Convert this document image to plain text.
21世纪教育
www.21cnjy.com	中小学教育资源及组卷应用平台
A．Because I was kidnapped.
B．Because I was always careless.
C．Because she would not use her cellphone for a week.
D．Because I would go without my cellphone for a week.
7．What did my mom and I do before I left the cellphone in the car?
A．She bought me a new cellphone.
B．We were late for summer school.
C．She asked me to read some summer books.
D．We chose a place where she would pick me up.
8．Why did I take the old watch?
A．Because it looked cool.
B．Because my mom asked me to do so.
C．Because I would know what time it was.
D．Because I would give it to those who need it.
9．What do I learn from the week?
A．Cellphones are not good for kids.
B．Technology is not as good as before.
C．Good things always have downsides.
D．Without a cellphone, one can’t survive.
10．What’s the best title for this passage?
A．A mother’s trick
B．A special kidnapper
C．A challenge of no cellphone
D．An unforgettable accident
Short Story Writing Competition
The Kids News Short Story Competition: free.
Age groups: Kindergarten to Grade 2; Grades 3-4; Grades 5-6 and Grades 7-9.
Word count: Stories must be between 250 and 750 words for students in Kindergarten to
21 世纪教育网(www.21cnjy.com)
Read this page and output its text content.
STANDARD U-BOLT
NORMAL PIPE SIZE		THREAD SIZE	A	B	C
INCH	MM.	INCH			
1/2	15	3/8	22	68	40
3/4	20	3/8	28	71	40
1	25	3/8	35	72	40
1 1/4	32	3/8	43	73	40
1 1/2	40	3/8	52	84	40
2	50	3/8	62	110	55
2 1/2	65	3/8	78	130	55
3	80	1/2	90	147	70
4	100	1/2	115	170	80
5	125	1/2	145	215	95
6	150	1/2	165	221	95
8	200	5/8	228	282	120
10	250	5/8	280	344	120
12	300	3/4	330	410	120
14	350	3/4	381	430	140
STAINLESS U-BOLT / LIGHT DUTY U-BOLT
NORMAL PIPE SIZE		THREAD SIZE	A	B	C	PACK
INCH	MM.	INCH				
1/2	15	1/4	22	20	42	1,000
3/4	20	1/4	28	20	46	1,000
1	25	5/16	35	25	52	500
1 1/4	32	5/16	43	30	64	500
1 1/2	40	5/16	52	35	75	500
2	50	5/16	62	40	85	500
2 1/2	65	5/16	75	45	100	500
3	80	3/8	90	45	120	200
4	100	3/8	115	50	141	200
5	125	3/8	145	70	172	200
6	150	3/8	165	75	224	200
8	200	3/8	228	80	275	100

^^^^^^^^^^^^^^^^

→ **WRITTEN INSTRUCTION**:
Lines that include the word "Kindergarten" — how many are there in the data? Answer with the number alone.

→ **RESULT OF THE EXERCISE**:
2